_Problems to solve_
**1.** In the NSW council elections post, transcribe the passage from "Most candidates running" up to and including "Party in seven councils.".
**2.** According to the NSW council elections post, how many candidates is the Libertarian Party running, and across how many councils?
**3.** Write the next part of the NSW council elections post, starting after its final sentence about Animal Justice.

September 10, 2024 - 09:30 -- Admin

Most candidates running in the NSW council elections are independents, or belong to the three big urban parties.

Over 58% of candidates running for the council election are either independent or unaffiliated. 14% of candidates were nominated by the ALP, 9.9% by the Greens, and 7.3% by the Liberal Party.

This leaves 435 candidates – 10.8% of the total – running for registered parties outside of those big three, and that’s the topic of this blog post.

These small parties are mostly an urban phenomenon. 351 of those 435 candidates are running in Sydney, and most of the others are in the Hunter and the Illawarra.

The only exceptions are the Australian Christians in Wagga Wagga, Sustainable Australia in Queanbeyan-Palerang, the Shooters, Fishers and Farmers in Dubbo, Goulburn Mulwaree, Junee and Snowy Monaro, and the Libertarian Party in seven councils.

These parties fall into three distinct categories: parties that also contest state and federal elections, local parties and parties that are just a machine for a sole independent.

The Libertarian Party is running a lot more candidates than any party outside the big three. They are running 78 candidates in 18 councils, including a few in rural areas. They don’t have any incumbent councillors, and are not running in Campbelltown which is always the easiest prospect for a minor party to pick up a seat. Campbelltown has elected Greens on and off since 1999, currently has an Animal Justice councillor and indeed the Libertarians under their old Liberal Democrats name won a seat in 2012 and held the mayoralty for one year.

Animal Justice is running in seven councils. Interestingly in two councils (Campbelltown and Tweed) they have nominated sufficient candidates for an above-the-line box but failed to group them properly, so won’t have an above the line box.

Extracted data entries
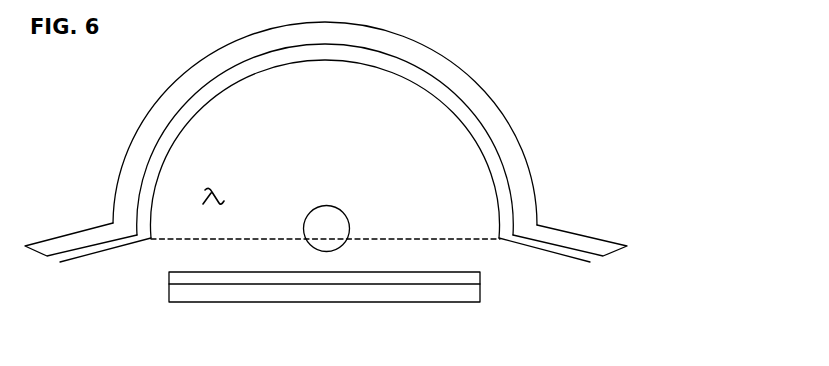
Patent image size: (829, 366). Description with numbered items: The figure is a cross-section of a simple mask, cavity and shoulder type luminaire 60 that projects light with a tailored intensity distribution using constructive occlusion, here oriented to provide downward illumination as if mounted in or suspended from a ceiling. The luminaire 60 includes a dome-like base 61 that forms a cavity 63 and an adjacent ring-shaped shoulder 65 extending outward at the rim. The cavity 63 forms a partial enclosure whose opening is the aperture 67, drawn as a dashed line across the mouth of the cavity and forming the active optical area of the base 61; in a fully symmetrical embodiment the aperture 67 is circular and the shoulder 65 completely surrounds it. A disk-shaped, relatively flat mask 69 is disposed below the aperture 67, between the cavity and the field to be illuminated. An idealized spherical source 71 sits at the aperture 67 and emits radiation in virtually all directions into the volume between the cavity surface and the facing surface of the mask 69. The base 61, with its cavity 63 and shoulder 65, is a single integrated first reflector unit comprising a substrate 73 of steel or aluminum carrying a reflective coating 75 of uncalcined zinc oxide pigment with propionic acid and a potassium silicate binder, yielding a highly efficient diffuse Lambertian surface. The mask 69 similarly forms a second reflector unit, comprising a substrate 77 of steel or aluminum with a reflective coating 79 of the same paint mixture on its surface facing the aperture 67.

The luminaire 60 is at (632, 65).
The base 61 is at (137, 127).
The cavity 63 is at (207, 201).
The shoulder 65 is at (547, 252).
The aperture 67 is at (472, 237).
The mask 69 is at (390, 303).
The source 71 is at (351, 225).
The substrate 73 is at (463, 65).
The reflective coating 75 is at (483, 120).
The substrate 77 is at (165, 296).
The reflective coating 79 is at (167, 283).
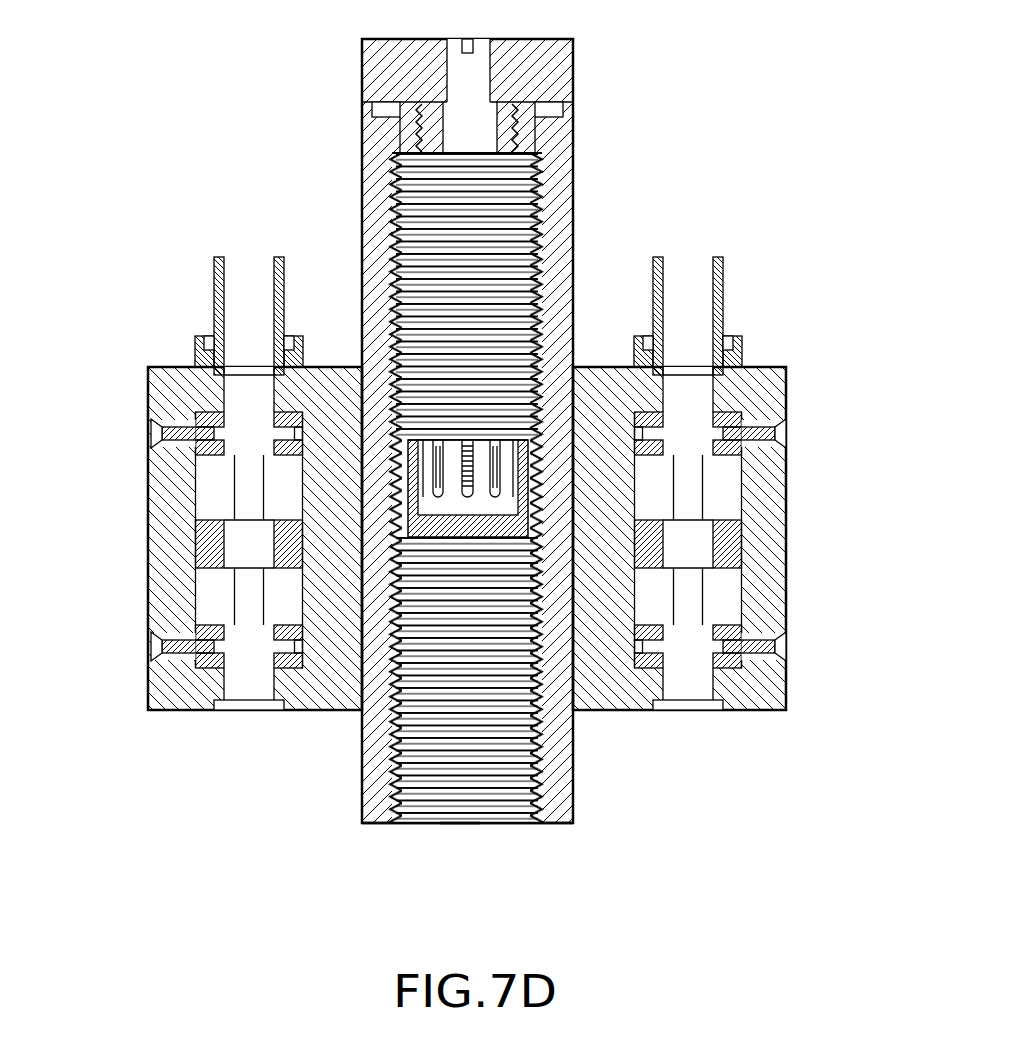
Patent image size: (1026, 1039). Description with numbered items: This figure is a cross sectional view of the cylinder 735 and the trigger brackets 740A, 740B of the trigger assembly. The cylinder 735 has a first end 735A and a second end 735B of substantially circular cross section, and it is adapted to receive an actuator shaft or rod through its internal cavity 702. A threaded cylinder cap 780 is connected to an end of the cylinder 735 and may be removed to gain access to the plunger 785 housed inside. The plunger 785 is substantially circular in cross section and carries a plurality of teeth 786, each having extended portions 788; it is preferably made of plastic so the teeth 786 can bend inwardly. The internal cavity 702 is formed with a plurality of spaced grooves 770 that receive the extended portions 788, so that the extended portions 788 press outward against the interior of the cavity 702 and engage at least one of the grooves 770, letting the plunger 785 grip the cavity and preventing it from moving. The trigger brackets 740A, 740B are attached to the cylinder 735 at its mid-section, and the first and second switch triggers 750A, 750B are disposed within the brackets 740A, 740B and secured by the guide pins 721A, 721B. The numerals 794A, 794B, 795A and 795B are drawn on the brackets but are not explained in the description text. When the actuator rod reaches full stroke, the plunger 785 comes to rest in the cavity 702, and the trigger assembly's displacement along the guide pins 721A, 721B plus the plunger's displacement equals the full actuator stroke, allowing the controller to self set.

The internal cavity 702 is at (457, 840).
The guide pin 721A is at (695, 290).
The guide pin 721B is at (247, 273).
The cylinder 735 is at (574, 183).
The first end 735A is at (575, 815).
The second end 735B is at (574, 118).
The trigger bracket 740A is at (786, 507).
The trigger bracket 740B is at (148, 497).
The first switch trigger 750A is at (727, 553).
The second switch trigger 750B is at (205, 527).
The grooves 770 is at (397, 803).
The threaded cylinder cap 780 is at (574, 62).
The plunger 785 is at (402, 487).
The teeth 786 is at (483, 453).
The extended portions 788 is at (405, 443).
The first clamp 794A is at (652, 665).
The second clamp 794B is at (214, 665).
The first screw 795A is at (727, 415).
The second screw 795B is at (195, 448).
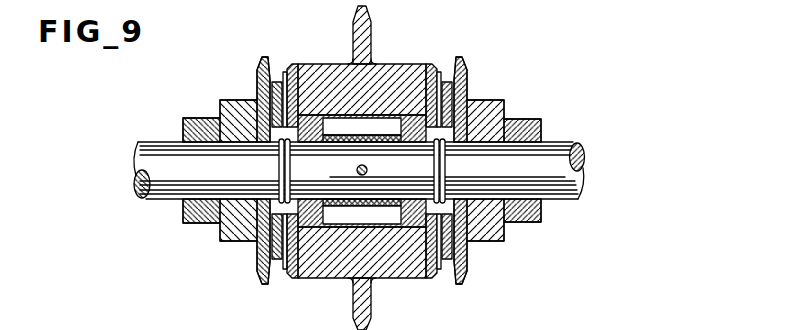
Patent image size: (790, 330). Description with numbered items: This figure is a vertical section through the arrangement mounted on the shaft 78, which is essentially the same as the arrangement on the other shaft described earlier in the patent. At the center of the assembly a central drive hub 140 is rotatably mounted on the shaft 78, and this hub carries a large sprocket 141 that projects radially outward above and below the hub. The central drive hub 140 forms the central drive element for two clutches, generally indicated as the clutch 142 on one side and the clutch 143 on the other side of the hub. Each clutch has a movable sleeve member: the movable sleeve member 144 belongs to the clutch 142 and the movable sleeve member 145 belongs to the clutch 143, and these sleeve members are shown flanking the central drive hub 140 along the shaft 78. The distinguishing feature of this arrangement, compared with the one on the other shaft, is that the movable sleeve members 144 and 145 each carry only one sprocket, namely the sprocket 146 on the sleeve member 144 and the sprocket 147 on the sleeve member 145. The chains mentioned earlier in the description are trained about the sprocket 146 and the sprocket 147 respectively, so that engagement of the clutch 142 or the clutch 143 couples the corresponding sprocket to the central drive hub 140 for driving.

The shaft 78 is at (585, 149).
The central drive hub 140 is at (406, 70).
The large sprocket 141 is at (364, 31).
The clutch 142 is at (444, 68).
The clutch 143 is at (286, 68).
The movable sleeve member 144 is at (487, 110).
The movable sleeve member 145 is at (220, 110).
The sprocket 146 is at (469, 78).
The sprocket 147 is at (266, 76).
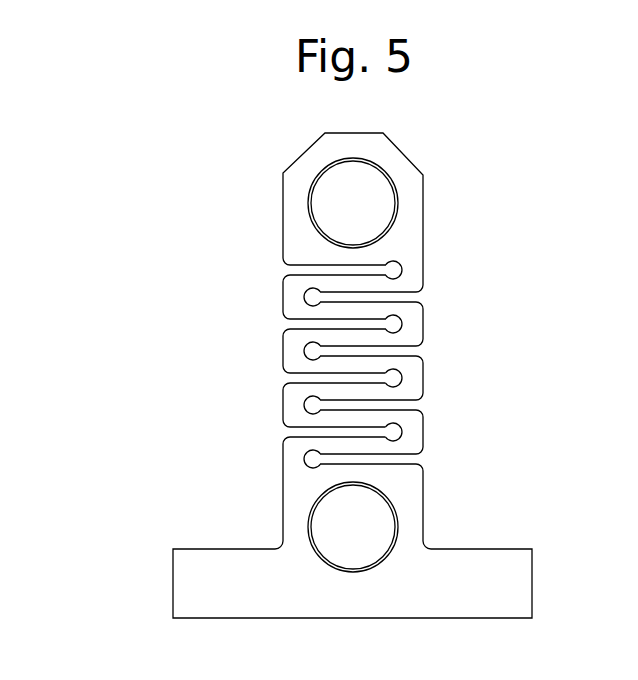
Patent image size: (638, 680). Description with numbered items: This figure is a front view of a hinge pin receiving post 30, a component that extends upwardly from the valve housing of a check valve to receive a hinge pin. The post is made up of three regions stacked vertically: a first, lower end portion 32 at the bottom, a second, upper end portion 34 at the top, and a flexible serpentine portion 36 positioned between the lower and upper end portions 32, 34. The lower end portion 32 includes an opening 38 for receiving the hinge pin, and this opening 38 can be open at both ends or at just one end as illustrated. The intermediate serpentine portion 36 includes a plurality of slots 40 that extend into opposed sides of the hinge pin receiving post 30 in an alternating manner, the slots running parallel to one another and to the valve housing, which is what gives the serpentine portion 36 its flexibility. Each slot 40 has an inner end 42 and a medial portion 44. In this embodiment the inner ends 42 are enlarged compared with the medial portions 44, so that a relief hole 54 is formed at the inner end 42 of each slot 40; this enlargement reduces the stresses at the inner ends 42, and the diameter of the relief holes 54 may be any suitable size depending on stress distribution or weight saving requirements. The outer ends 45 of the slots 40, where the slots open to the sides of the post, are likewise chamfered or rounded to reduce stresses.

The hinge pin receiving post 30 is at (130, 182).
The lower end portion 32 is at (502, 549).
The upper end portion 34 is at (425, 185).
The serpentine portion 36 is at (423, 323).
The opening 38 is at (322, 173).
The slots 40 is at (307, 378).
The inner end 42 is at (397, 432).
The medial portion 44 is at (307, 323).
The outer ends 45 is at (423, 289).
The relief hole 54 is at (397, 378).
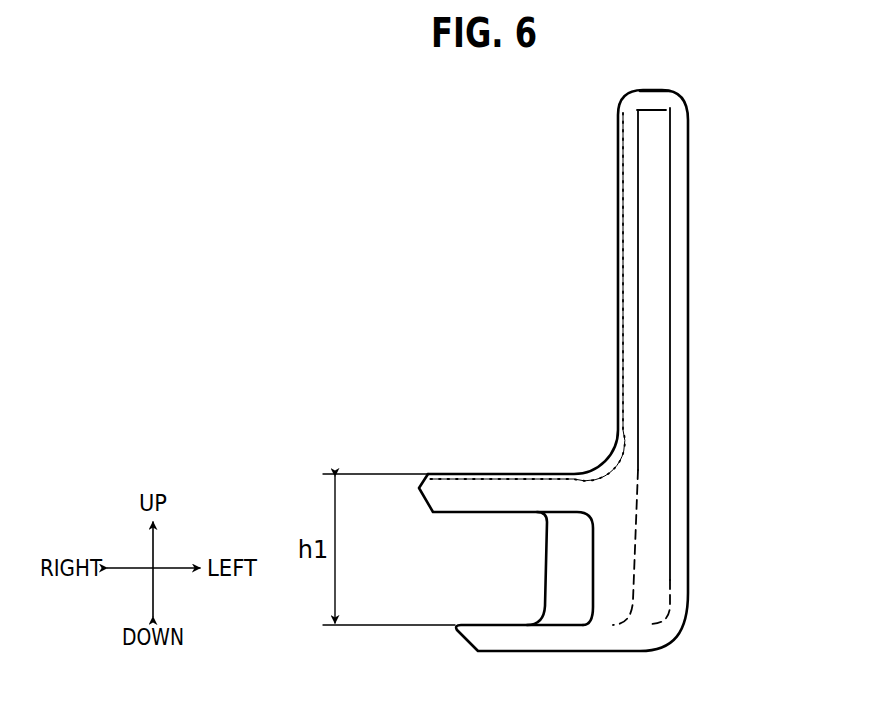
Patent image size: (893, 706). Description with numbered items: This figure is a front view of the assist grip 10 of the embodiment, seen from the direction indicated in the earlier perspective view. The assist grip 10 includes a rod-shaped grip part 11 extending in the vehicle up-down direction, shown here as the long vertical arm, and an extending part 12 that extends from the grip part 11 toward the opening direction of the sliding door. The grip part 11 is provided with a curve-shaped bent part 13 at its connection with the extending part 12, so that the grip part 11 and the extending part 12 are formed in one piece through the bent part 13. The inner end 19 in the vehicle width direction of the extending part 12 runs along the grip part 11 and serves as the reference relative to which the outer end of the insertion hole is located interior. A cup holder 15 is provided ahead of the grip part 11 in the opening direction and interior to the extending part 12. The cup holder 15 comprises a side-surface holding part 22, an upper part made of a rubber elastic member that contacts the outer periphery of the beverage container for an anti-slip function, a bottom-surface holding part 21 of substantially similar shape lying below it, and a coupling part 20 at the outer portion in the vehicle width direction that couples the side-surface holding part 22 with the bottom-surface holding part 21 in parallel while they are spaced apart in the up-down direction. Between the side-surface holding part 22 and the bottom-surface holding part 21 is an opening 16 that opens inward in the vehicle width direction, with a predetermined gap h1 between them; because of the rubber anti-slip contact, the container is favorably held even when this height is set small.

The assist grip 10 is at (710, 121).
The grip part 11 is at (658, 298).
The extending part 12 is at (670, 95).
The bent part 13 is at (654, 104).
The cup holder 15 is at (518, 461).
The opening 16 is at (464, 568).
The inner end 19 is at (617, 137).
The coupling part 20 is at (680, 548).
The bottom-surface holding part 21 is at (513, 644).
The side-surface holding part 22 is at (455, 498).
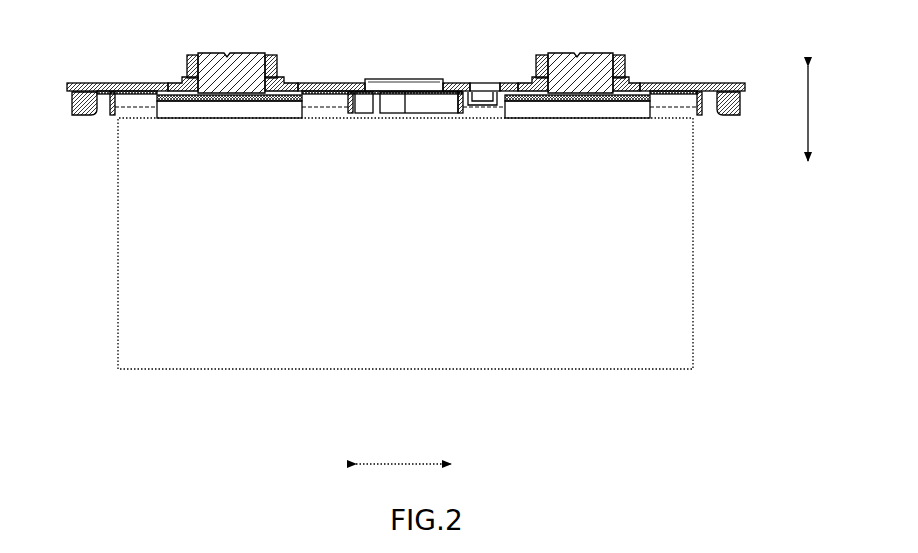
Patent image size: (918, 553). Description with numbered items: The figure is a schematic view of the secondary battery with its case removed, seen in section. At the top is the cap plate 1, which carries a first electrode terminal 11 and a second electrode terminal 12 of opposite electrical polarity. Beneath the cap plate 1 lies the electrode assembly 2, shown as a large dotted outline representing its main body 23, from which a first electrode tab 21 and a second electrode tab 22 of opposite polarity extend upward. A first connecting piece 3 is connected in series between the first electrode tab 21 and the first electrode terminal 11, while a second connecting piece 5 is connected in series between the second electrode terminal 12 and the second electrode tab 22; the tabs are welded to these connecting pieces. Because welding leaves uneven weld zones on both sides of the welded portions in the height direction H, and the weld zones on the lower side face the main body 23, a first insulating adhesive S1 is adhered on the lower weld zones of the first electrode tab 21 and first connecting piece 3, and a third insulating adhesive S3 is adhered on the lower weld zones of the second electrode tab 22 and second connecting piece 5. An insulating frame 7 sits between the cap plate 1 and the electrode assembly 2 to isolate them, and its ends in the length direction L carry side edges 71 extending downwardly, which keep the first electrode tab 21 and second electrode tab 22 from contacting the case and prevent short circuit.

The cap plate 1 is at (130, 83).
The electrode assembly 2 is at (100, 283).
The first connecting piece 3 is at (637, 80).
The second connecting piece 5 is at (300, 86).
The insulating frame 7 is at (517, 83).
The first electrode terminal 11 is at (567, 53).
The second electrode terminal 12 is at (207, 54).
The first electrode tab 21 is at (587, 103).
The second electrode tab 22 is at (240, 103).
The main body 23 is at (638, 300).
The side edges 71 is at (113, 115).
The first insulating adhesive S1 is at (537, 100).
The third insulating adhesive S3 is at (260, 103).
The height direction H is at (819, 113).
The length direction L is at (403, 451).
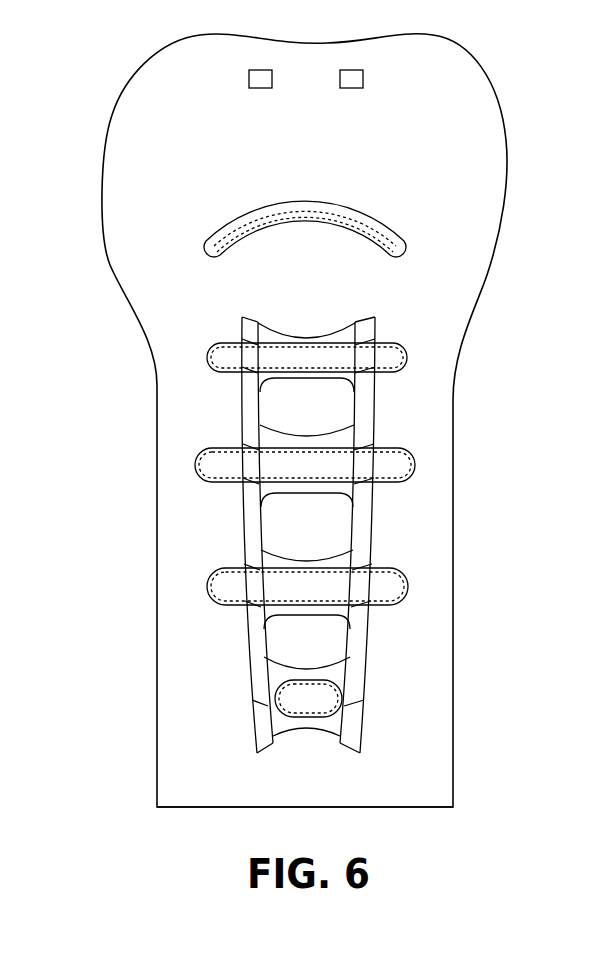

_Answers to the exercises_
**1.**
Most candidates running in the NSW council elections are independents, or belong to the three big urban parties.

Over 58% of candidates running for the council election are either independent or unaffiliated. 14% of candidates were nominated by the ALP, 9.9% by the Greens, and 7.3% by the Liberal Party.

This leaves 435 candidates – 10.8% of the total – running for registered parties outside of those big three, and that’s the topic of this blog post.

These small parties are mostly an urban phenomenon. 351 of those 435 candidates are running in Sydney, and most of the others are in the Hunter and the Illawarra.

The only exceptions are the Australian Christians in Wagga Wagga, Sustainable Australia in Queanbeyan-Palerang, the Shooters, Fishers and Farmers in Dubbo, Goulburn Mulwaree, Junee and Snowy Monaro, and the Libertarian Party in seven councils.

**2.** 78 candidates in 18 councils.

**3.**
Sustainable Australia is running in three councils, and Unity and Socialist Alliance are each running in two.

But while these parties are running in a bunch of councils, they generally don’t do particularly well. Of all the state and federal parties that ran for council in 2021 outside of the big three, only eight councillors were elected. Five of those eight were Shooters, Fishers and Farmers members, with only one of those seats being close to urban areas (Hawkesbury). The other three were two Sustainable Australia councillors in North Sydney and one Animal Justice councillor in Campbelltown.

The picture is very different when you look at parties that are local government specialists, usually running in just one council.

I identified 22 parties that don’t seem to run in state or federal elections. Four of them appear to be parties that are just running in a single ward and are effectively a mechanism to elect a single councillor, such as Lorraine Wearne Independents and the Kogarah Residents Association. I’m also not counting the Battler party, which is running for Cumberland but has no electoral history and is yet to prove itself.

Of the remaining seventeen, there are just two that are running in multiple council areas. Our Local Community are running in five councils. They have elected councillors in Cumberland and Parramatta, and are also running in three other councils. They also won seats in Canada Bay in 2021, but are not running there this time.

Community Voice is a new party founded by an independent councillor in Campbelltown after he won a seat for the first time in 2021, and it’s also running in Liverpool and Canterbury-Bankstown.

All of these seventeen parties have a realistic prospect of winning more than one seat in a council area, and in most cases they have already won multiple seats.

Three of these parties are now ones founded by independent councillors who won in 2021 – Community Voice in Campbelltown, Community Champions in Parramatta and Peaceful Bayside in Bayside. The Small Business Party ran incumbent councillors in Sydney and Parramatta in 2021, but only won in Hawkesbury which is their only council in 2024. The Yvonne Weldon Independents are an arguable inclusion.

But most of these parties have multiple councillors, such as Georges River Residents and Ratepayers Party, Your Northern Beaches, Serving Mosman, Strathfield Independents, Lake Mac Independents, Clover Moore Independent Team in Sydney, Residents First in Woollahra and Liverpool Community Independents Team.

The Community First Totally Independent party was recently founded in Campbelltown as a merger of two long-standing local parties that would usually just win one council seat, so they now have two incumbent councillors running for re-election.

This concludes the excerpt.